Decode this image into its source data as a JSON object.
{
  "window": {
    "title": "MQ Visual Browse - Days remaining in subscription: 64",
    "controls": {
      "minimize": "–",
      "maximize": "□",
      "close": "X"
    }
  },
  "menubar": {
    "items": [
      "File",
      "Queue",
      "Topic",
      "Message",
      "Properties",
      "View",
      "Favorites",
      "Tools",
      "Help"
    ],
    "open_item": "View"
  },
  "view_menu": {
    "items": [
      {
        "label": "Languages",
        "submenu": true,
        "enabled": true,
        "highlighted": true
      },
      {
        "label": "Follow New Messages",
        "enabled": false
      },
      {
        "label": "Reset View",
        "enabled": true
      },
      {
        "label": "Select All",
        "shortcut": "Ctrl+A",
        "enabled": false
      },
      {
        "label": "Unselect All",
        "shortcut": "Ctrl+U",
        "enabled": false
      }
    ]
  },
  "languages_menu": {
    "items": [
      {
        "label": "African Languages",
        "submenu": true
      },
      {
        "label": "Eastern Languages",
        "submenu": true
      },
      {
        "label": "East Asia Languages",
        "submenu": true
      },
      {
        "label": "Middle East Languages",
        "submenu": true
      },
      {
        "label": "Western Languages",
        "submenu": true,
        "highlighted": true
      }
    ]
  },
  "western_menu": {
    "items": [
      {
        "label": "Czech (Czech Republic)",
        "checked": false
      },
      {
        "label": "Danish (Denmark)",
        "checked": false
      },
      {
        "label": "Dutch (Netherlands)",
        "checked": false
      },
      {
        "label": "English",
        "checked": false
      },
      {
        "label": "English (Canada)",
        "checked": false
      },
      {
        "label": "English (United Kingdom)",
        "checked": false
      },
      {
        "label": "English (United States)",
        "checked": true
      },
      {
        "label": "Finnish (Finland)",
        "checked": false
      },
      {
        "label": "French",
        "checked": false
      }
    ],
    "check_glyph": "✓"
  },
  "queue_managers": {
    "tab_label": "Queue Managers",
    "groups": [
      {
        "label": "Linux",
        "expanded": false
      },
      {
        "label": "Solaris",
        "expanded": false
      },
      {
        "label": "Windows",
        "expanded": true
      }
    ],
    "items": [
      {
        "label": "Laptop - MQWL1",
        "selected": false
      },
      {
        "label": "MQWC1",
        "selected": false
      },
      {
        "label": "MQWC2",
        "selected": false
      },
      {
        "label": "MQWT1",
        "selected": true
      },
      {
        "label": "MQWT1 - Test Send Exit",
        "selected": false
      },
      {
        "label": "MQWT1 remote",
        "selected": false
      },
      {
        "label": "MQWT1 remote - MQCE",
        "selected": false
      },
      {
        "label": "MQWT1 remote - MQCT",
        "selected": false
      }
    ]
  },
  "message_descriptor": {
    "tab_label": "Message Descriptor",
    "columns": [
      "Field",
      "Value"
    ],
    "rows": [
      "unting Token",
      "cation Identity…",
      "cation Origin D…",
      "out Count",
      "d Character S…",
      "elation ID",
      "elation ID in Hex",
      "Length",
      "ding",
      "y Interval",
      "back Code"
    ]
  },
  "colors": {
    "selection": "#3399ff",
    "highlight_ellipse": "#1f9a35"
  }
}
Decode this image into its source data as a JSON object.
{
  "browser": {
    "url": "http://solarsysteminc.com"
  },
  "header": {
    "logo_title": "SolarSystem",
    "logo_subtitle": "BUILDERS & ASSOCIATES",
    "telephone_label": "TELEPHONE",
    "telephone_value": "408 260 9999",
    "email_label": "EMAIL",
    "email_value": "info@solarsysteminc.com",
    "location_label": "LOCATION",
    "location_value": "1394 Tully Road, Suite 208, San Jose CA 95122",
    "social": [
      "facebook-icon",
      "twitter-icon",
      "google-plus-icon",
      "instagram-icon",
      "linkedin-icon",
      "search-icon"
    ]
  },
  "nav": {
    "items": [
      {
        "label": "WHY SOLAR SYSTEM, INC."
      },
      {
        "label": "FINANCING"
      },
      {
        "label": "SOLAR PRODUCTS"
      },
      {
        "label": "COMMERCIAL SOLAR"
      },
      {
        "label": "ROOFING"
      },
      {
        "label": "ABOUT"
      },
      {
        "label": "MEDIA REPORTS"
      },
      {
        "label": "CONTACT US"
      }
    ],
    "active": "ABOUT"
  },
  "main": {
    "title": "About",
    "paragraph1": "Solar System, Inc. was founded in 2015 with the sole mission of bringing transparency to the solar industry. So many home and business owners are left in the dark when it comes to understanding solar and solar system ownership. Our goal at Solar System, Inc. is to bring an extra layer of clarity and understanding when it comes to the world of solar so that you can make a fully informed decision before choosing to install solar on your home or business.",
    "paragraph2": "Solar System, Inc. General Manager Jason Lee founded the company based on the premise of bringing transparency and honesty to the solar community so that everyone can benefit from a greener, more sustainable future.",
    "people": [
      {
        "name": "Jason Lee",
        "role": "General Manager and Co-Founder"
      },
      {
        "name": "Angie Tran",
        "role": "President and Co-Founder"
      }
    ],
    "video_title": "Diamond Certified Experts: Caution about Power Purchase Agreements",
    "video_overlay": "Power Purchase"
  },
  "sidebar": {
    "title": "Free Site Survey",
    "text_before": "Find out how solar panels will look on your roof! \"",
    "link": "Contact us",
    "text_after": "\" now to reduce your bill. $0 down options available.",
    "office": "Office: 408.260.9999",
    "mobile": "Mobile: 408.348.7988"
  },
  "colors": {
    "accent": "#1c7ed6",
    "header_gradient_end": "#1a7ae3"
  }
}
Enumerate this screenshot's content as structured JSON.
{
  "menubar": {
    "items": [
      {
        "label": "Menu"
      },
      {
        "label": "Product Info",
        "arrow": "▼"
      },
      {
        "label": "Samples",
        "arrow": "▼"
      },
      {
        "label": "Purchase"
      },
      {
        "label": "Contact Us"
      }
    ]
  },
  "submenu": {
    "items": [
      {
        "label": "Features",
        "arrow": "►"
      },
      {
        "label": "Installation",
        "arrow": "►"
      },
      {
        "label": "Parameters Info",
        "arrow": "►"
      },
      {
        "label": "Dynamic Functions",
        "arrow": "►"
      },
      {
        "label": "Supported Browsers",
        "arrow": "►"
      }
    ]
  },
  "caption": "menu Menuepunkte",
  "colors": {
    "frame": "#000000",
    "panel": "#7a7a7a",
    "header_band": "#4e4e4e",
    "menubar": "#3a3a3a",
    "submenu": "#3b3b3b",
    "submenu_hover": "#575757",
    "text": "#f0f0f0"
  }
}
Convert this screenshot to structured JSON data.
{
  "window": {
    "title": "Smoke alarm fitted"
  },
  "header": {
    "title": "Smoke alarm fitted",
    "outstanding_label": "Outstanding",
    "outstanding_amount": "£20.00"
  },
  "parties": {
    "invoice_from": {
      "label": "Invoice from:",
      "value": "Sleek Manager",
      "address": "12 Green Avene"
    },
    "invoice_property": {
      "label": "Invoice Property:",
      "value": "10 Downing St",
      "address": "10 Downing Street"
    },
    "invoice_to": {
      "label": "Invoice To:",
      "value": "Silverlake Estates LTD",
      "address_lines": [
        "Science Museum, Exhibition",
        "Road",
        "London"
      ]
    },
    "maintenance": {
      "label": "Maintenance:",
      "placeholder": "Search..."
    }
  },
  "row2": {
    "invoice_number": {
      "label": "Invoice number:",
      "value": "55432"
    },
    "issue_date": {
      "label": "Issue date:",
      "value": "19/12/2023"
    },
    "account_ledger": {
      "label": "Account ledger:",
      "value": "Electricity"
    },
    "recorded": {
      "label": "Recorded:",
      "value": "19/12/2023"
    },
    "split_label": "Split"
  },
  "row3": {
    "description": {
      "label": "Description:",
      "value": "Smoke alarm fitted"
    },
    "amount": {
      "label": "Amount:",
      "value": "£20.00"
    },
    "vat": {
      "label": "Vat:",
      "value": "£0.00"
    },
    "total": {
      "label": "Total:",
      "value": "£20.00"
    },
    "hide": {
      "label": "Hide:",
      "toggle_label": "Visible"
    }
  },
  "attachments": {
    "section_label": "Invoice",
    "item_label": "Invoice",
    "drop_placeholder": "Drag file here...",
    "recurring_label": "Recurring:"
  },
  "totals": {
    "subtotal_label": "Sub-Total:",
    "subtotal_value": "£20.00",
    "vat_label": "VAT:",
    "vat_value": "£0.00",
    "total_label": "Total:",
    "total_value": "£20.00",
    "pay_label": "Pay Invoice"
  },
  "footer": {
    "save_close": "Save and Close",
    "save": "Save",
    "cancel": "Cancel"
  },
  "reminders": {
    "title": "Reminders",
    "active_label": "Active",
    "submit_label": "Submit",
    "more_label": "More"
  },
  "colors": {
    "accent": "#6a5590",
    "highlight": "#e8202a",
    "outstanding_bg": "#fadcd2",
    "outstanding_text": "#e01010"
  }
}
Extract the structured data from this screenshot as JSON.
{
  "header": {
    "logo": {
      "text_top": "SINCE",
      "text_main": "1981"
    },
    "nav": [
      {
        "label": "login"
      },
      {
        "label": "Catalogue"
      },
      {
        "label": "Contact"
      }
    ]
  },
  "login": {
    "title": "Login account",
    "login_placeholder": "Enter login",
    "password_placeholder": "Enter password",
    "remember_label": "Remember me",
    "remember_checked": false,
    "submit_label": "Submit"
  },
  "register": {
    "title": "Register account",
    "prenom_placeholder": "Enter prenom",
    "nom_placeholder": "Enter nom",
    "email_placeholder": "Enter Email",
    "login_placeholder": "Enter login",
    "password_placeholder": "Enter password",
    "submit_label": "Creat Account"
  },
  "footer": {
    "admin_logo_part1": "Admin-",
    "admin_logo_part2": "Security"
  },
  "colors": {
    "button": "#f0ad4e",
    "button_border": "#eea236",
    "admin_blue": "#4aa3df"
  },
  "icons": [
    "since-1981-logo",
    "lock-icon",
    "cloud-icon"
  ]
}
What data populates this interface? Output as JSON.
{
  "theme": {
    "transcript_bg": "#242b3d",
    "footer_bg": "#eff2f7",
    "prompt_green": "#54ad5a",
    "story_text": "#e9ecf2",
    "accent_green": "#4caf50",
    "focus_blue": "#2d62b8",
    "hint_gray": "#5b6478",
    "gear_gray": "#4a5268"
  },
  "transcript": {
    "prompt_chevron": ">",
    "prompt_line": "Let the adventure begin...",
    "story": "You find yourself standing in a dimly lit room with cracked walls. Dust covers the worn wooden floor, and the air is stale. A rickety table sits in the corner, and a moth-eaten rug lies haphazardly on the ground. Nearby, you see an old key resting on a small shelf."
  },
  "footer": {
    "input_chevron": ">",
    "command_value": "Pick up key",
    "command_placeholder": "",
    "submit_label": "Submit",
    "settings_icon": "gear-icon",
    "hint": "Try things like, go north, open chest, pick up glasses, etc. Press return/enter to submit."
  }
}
• • •
Some lines of the data above may hold the word "this"; report how many do, and nothing else.

▸ **Result**: 6